Problem to solve:
From the listing below, extract every line in which the word "stroje" appears.

Data excerpts:
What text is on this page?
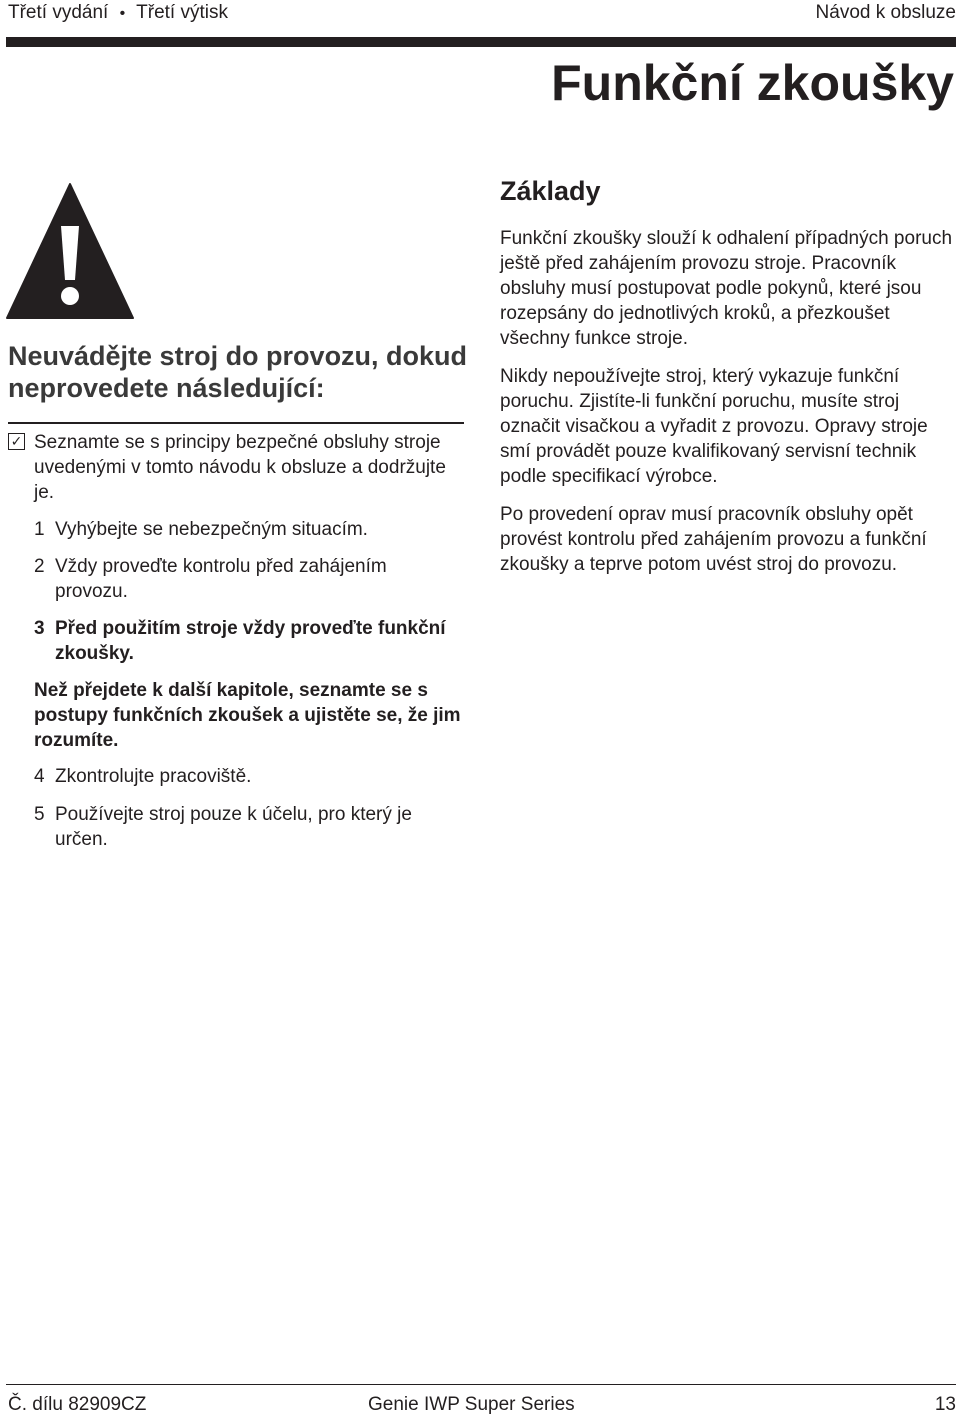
Třetí vydání • Třetí výtisk	Návod k obsluze
Funkční zkoušky
Neuvádějte stroj do provozu, dokud neprovedete následující:
✓ Seznamte se s principy bezpečné obsluhy stroje uvedenými v tomto návodu k obsluze a dodržujte je.
1 Vyhýbejte se nebezpečným situacím.
2 Vždy proveďte kontrolu před zahájením provozu.
3 Před použitím stroje vždy proveďte funkční zkoušky.
Než přejdete k další kapitole, seznamte se s postupy funkčních zkoušek a ujistěte se, že jim rozumíte.
4 Zkontrolujte pracoviště.
5 Používejte stroj pouze k účelu, pro který je určen.
Základy
Funkční zkoušky slouží k odhalení případných poruch ještě před zahájením provozu stroje. Pracovník obsluhy musí postupovat podle pokynů, které jsou rozepsány do jednotlivých kroků, a přezkoušet všechny funkce stroje.
Nikdy nepoužívejte stroj, který vykazuje funkční poruchu. Zjistíte-li funkční poruchu, musíte stroj označit visačkou a vyřadit z provozu. Opravy stroje smí provádět pouze kvalifikovaný servisní technik podle specifikací výrobce.
Po provedení oprav musí pracovník obsluhy opět provést kontrolu před zahájením provozu a funkční zkoušky a teprve potom uvést stroj do provozu.
Č. dílu 82909CZ	Genie IWP Super Series	13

Finished answer:
✓ Seznamte se s principy bezpečné obsluhy stroje uvedenými v tomto návodu k obsluze a dodržujte je.
3 Před použitím stroje vždy proveďte funkční zkoušky.
Funkční zkoušky slouží k odhalení případných poruch ještě před zahájením provozu stroje. Pracovník obsluhy musí postupovat podle pokynů, které jsou rozepsány do jednotlivých kroků, a přezkoušet všechny funkce stroje.
Nikdy nepoužívejte stroj, který vykazuje funkční poruchu. Zjistíte-li funkční poruchu, musíte stroj označit visačkou a vyřadit z provozu. Opravy stroje smí provádět pouze kvalifikovaný servisní technik podle specifikací výrobce.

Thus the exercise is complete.